REQUIRED WORK. Only the number is needed: how many lines contain the word "JSON"?

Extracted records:
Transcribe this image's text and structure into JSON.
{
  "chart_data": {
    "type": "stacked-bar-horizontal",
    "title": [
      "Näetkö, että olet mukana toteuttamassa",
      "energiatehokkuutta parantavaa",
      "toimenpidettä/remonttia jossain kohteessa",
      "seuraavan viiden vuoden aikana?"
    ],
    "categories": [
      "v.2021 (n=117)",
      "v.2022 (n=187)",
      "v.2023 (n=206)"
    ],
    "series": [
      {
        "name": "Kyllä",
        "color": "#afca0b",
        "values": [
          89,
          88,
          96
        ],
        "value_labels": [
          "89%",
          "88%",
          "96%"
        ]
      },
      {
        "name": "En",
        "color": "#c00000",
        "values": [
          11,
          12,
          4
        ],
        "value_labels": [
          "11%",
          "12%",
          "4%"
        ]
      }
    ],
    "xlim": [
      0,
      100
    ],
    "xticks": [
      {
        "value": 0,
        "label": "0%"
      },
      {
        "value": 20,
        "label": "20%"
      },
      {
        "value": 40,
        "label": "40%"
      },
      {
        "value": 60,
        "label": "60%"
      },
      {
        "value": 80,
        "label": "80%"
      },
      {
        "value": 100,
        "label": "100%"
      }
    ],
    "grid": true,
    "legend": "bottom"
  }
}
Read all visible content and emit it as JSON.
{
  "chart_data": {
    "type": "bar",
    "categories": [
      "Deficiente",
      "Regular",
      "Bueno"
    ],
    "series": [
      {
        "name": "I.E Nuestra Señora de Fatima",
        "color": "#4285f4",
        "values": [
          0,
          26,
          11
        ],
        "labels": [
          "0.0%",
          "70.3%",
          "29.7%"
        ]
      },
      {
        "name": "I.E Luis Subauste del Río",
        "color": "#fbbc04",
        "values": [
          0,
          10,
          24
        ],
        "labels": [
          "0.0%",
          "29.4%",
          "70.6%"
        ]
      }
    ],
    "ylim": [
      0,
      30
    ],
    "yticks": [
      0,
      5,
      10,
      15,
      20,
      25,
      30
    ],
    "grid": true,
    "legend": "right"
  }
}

FINAL ANSWER. 2